Prompt: Select the lines of the records containing the word "name" and list them.

Excerpt from a dataset
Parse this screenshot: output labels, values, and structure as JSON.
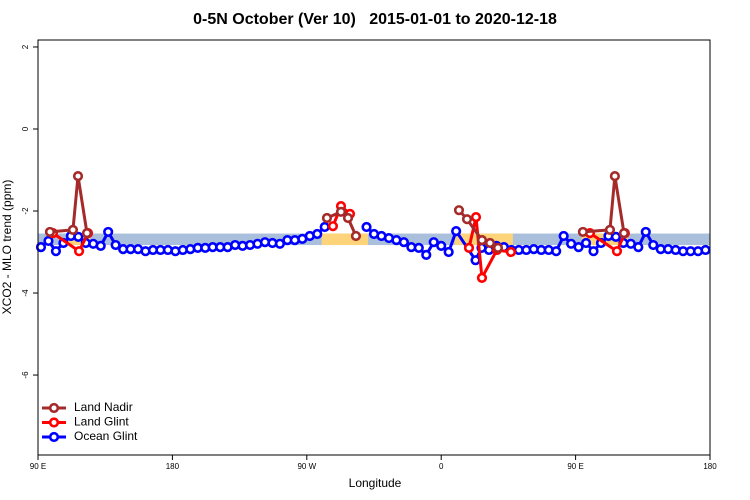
{
  "chart_data": {
    "type": "line",
    "title": "0-5N October (Ver 10)   2015-01-01 to 2020-12-18",
    "xlabel": "Longitude",
    "ylabel": "XCO2 - MLO trend (ppm)",
    "xlim": [
      90,
      540
    ],
    "ylim": [
      -7.95,
      2.17
    ],
    "xticks": [
      {
        "value": 90,
        "label": "90 E"
      },
      {
        "value": 180,
        "label": "180"
      },
      {
        "value": 270,
        "label": "90 W"
      },
      {
        "value": 360,
        "label": "0"
      },
      {
        "value": 450,
        "label": "90 E"
      },
      {
        "value": 540,
        "label": "180"
      }
    ],
    "yticks": [
      -6,
      -4,
      -2,
      0,
      2
    ],
    "legend": "lower left",
    "band": {
      "range": [
        -2.55,
        -2.83
      ],
      "color": "#a9bfdc"
    },
    "highlights": {
      "color": "#fdd47a",
      "ranges": [
        [
          110,
          125
        ],
        [
          280,
          311
        ],
        [
          369,
          408
        ],
        [
          454,
          485
        ]
      ]
    },
    "series": [
      {
        "name": "Land Nadir",
        "color": "#a52a2a",
        "x": [
          98,
          113.4,
          116.8,
          122.8,
          200,
          283.5,
          292.9,
          297.6,
          302.9,
          340,
          371.9,
          377.3,
          387.3,
          392.7,
          398,
          430,
          454.9,
          473,
          476.3,
          482.4
        ],
        "values": [
          -2.51,
          -2.46,
          -1.15,
          -2.54,
          null,
          -2.17,
          -2.02,
          -2.17,
          -2.61,
          null,
          -1.98,
          -2.2,
          -2.71,
          -2.78,
          -2.9,
          null,
          -2.51,
          -2.46,
          -1.15,
          -2.54
        ]
      },
      {
        "name": "Land Glint",
        "color": "#ff0000",
        "x": [
          100,
          117.5,
          123.5,
          200,
          287.5,
          292.9,
          298.9,
          340,
          378.6,
          383.3,
          387.3,
          397.3,
          406.7,
          430,
          459.6,
          477.7,
          483
        ],
        "values": [
          -2.54,
          -2.98,
          -2.54,
          null,
          -2.37,
          -1.88,
          -2.07,
          null,
          -2.9,
          -2.15,
          -3.63,
          -2.95,
          -3.0,
          null,
          -2.54,
          -2.98,
          -2.54
        ]
      },
      {
        "name": "Ocean Glint",
        "color": "#0000ff",
        "x": [
          92,
          97,
          102,
          107,
          112,
          117,
          122,
          127,
          132,
          137,
          142,
          147,
          152,
          157,
          162,
          167,
          172,
          177,
          182,
          187,
          192,
          197,
          202,
          207,
          212,
          217,
          222,
          227,
          232,
          237,
          242,
          247,
          252,
          257,
          262,
          267,
          272,
          277,
          282,
          296,
          310,
          315,
          320,
          325,
          330,
          335,
          340,
          345,
          350,
          355,
          360,
          365,
          370,
          383,
          387,
          392,
          397,
          402,
          407,
          412,
          417,
          422,
          427,
          432,
          437,
          442,
          447,
          452,
          457,
          462,
          467,
          472,
          477,
          482,
          487,
          492,
          497,
          502,
          507,
          512,
          517,
          522,
          527,
          532,
          537
        ],
        "values": [
          -2.88,
          -2.73,
          -2.98,
          -2.78,
          -2.61,
          -2.63,
          -2.78,
          -2.8,
          -2.85,
          -2.51,
          -2.83,
          -2.93,
          -2.93,
          -2.93,
          -2.98,
          -2.95,
          -2.95,
          -2.95,
          -2.98,
          -2.95,
          -2.93,
          -2.9,
          -2.9,
          -2.88,
          -2.88,
          -2.88,
          -2.83,
          -2.85,
          -2.83,
          -2.8,
          -2.76,
          -2.78,
          -2.8,
          -2.71,
          -2.71,
          -2.68,
          -2.61,
          -2.56,
          -2.39,
          null,
          -2.39,
          -2.56,
          -2.61,
          -2.66,
          -2.71,
          -2.76,
          -2.88,
          -2.9,
          -3.07,
          -2.76,
          -2.85,
          -3.0,
          -2.49,
          -3.2,
          -2.9,
          -2.95,
          -2.85,
          -2.88,
          -2.95,
          -2.95,
          -2.95,
          -2.93,
          -2.95,
          -2.95,
          -2.98,
          -2.61,
          -2.8,
          -2.88,
          -2.78,
          -2.98,
          -2.78,
          -2.61,
          -2.63,
          -2.78,
          -2.8,
          -2.88,
          -2.51,
          -2.83,
          -2.93,
          -2.93,
          -2.95,
          -2.98,
          -2.98,
          -2.98,
          -2.95
        ]
      }
    ]
  }
}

Exercise solution:
        "name": "Land Nadir",
        "name": "Land Glint",
        "name": "Ocean Glint",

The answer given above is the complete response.